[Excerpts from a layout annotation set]
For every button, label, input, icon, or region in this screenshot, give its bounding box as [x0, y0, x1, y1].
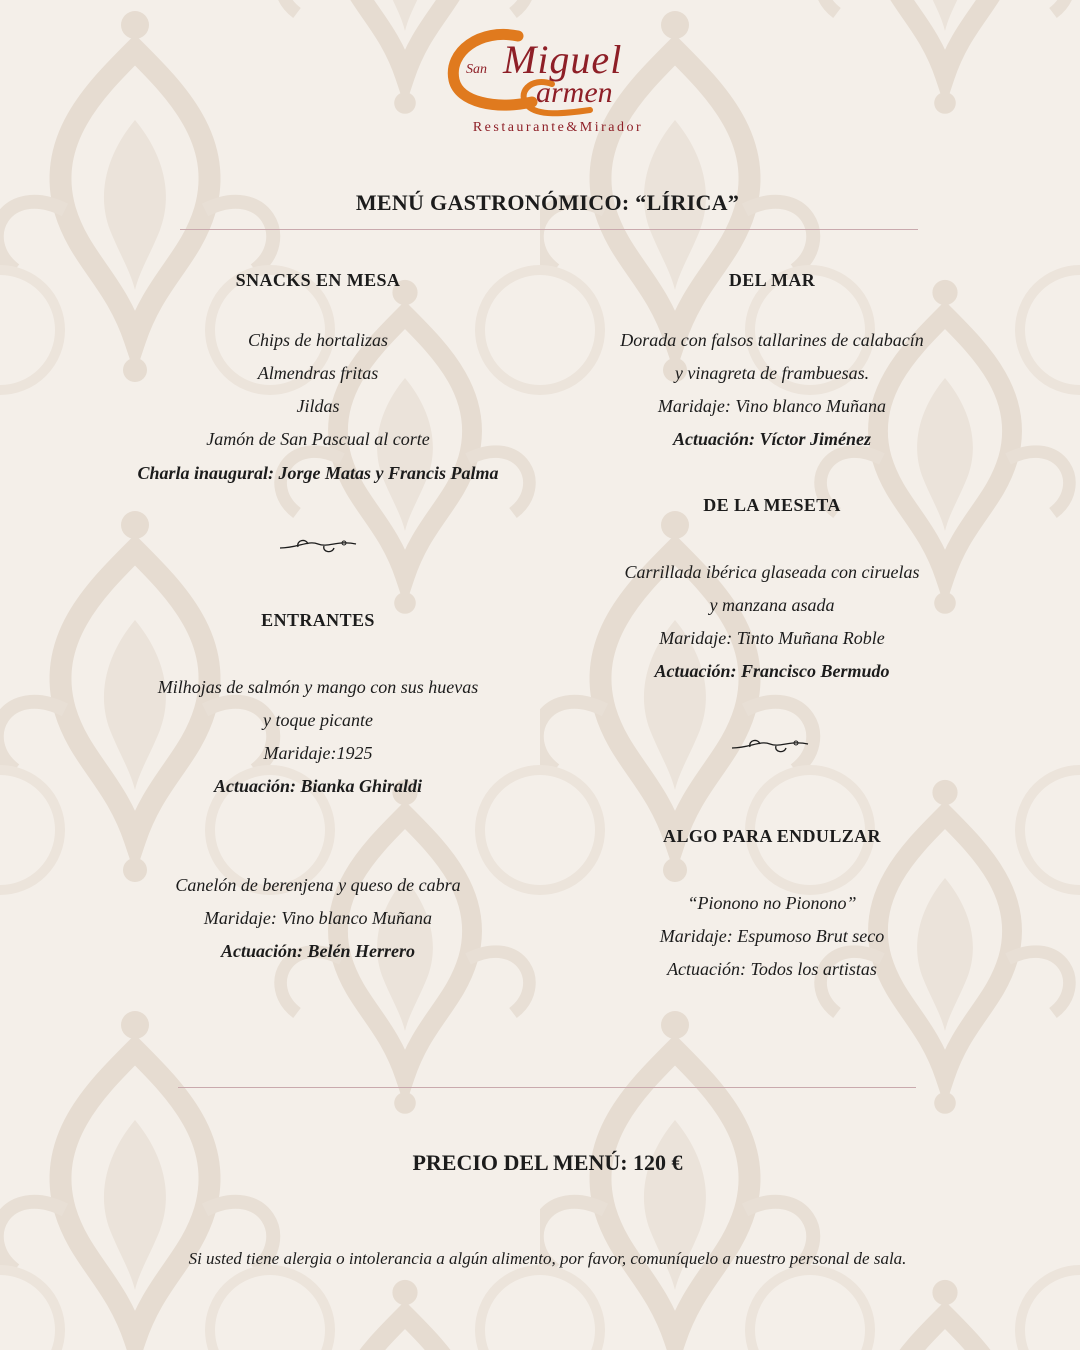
- section-heading-snacks: SNACKS EN MESA: [235, 270, 401, 290]
- snack-line: Jamón de San Pascual al corte: [206, 429, 430, 449]
- allergy-note: Si usted tiene alergia o intolerancia a algún alimento, por favor, comuníquelo a nuestro personal de sala.: [188, 1249, 907, 1268]
- logo-subtitle: Restaurante&Mirador: [472, 120, 644, 135]
- entrante-line: Maridaje: Vino blanco Muñana: [203, 908, 433, 928]
- menu-price: PRECIO DEL MENÚ: 120 €: [412, 1150, 683, 1175]
- meseta-line: Carrillada ibérica glaseada con ciruelas: [624, 562, 920, 582]
- entrante-performance: Actuación: Belén Herrero: [221, 941, 415, 961]
- snack-line: Almendras fritas: [257, 363, 379, 383]
- snack-line: Chips de hortalizas: [247, 330, 389, 350]
- section-heading-endulzar: ALGO PARA ENDULZAR: [663, 826, 881, 846]
- logo-small-text: San: [466, 62, 487, 77]
- right-column: [544, 0, 1000, 1000]
- entrante-performance: Actuación: Bianka Ghiraldi: [213, 776, 423, 796]
- flourish-ornament-icon: [730, 734, 810, 758]
- left-column: [90, 0, 546, 1000]
- meseta-line: y manzana asada: [709, 595, 835, 615]
- menu-title: MENÚ GASTRONÓMICO: “LÍRICA”: [355, 190, 740, 215]
- section-heading-meseta: DE LA MESETA: [703, 495, 841, 515]
- section-heading-del-mar: DEL MAR: [728, 270, 816, 290]
- del-mar-performance: Actuación: Víctor Jiménez: [673, 429, 871, 449]
- logo-word-miguel: Miguel: [503, 37, 623, 82]
- meseta-performance: Actuación: Francisco Bermudo: [654, 661, 890, 681]
- del-mar-line: Dorada con falsos tallarines de calabacín: [620, 330, 924, 350]
- logo-word-carmen: armen: [536, 76, 613, 109]
- endulzar-line: Actuación: Todos los artistas: [667, 959, 877, 979]
- del-mar-line: Maridaje: Vino blanco Muñana: [657, 396, 887, 416]
- del-mar-line: y vinagreta de frambuesas.: [674, 363, 870, 383]
- meseta-line: Maridaje: Tinto Muñana Roble: [659, 628, 885, 648]
- endulzar-line: Maridaje: Espumoso Brut seco: [659, 926, 885, 946]
- entrante-line: Canelón de berenjena y queso de cabra: [175, 875, 461, 895]
- bottom-divider: [178, 1087, 916, 1088]
- snack-performance: Charla inaugural: Jorge Matas y Francis Palma: [137, 463, 499, 483]
- entrante-line: Maridaje:1925: [263, 743, 373, 763]
- entrante-line: Milhojas de salmón y mango con sus huevas: [157, 677, 479, 697]
- entrante-line: y toque picante: [263, 710, 373, 730]
- flourish-ornament-icon: [278, 534, 358, 558]
- snack-line: Jildas: [296, 396, 340, 416]
- endulzar-line: “Pionono no Pionono”: [687, 893, 857, 913]
- section-heading-entrantes: ENTRANTES: [261, 610, 375, 630]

Exercise directions -
Present every line of the listing above as a numbered list, skipping any blank lines and leaving out the picture.

Result of this task -
1. For every button, label, input, icon, or region in this screenshot, give its bounding box as [x0, y0, x1, y1].
2. - section-heading-snacks: SNACKS EN MESA: [235, 270, 401, 290]
3. - snack-line: Jamón de San Pascual al corte: [206, 429, 430, 449]
4. - allergy-note: Si usted tiene alergia o intolerancia a algún alimento, por favor, comuníquelo a nuestro personal de sala.: [188, 1249, 907, 1268]
5. - logo-subtitle: Restaurante&Mirador: [472, 120, 644, 135]
6. - entrante-line: Maridaje: Vino blanco Muñana: [203, 908, 433, 928]
7. - menu-price: PRECIO DEL MENÚ: 120 €: [412, 1150, 683, 1175]
8. - meseta-line: Carrillada ibérica glaseada con ciruelas: [624, 562, 920, 582]
9. - entrante-performance: Actuación: Belén Herrero: [221, 941, 415, 961]
10. - snack-line: Almendras fritas: [257, 363, 379, 383]
11. - snack-line: Chips de hortalizas: [247, 330, 389, 350]
12. - section-heading-endulzar: ALGO PARA ENDULZAR: [663, 826, 881, 846]
13. - logo-small-text: San: [466, 62, 487, 77]
14. - right-column: [544, 0, 1000, 1000]
15. - entrante-performance: Actuación: Bianka Ghiraldi: [213, 776, 423, 796]
16. - flourish-ornament-icon: [730, 734, 810, 758]
17. - left-column: [90, 0, 546, 1000]
18. - meseta-line: y manzana asada: [709, 595, 835, 615]
19. - menu-title: MENÚ GASTRONÓMICO: “LÍRICA”: [355, 190, 740, 215]
20. - section-heading-meseta: DE LA MESETA: [703, 495, 841, 515]
21. - section-heading-del-mar: DEL MAR: [728, 270, 816, 290]
22. - del-mar-performance: Actuación: Víctor Jiménez: [673, 429, 871, 449]
23. - logo-word-miguel: Miguel: [503, 37, 623, 82]
24. - meseta-performance: Actuación: Francisco Bermudo: [654, 661, 890, 681]
25. - del-mar-line: Dorada con falsos tallarines de calabacín: [620, 330, 924, 350]
26. - logo-word-carmen: armen: [536, 76, 613, 109]
27. - endulzar-line: Actuación: Todos los artistas: [667, 959, 877, 979]
28. - del-mar-line: Maridaje: Vino blanco Muñana: [657, 396, 887, 416]
29. - del-mar-line: y vinagreta de frambuesas.: [674, 363, 870, 383]
30. - meseta-line: Maridaje: Tinto Muñana Roble: [659, 628, 885, 648]
31. - endulzar-line: Maridaje: Espumoso Brut seco: [659, 926, 885, 946]
32. - entrante-line: Canelón de berenjena y queso de cabra: [175, 875, 461, 895]
33. - bottom-divider: [178, 1087, 916, 1088]
34. - snack-performance: Charla inaugural: Jorge Matas y Francis Palma: [137, 463, 499, 483]
35. - entrante-line: Maridaje:1925: [263, 743, 373, 763]
36. - entrante-line: Milhojas de salmón y mango con sus huevas: [157, 677, 479, 697]
37. - entrante-line: y toque picante: [263, 710, 373, 730]
38. - flourish-ornament-icon: [278, 534, 358, 558]
39. - snack-line: Jildas: [296, 396, 340, 416]
40. - endulzar-line: “Pionono no Pionono”: [687, 893, 857, 913]
41. - section-heading-entrantes: ENTRANTES: [261, 610, 375, 630]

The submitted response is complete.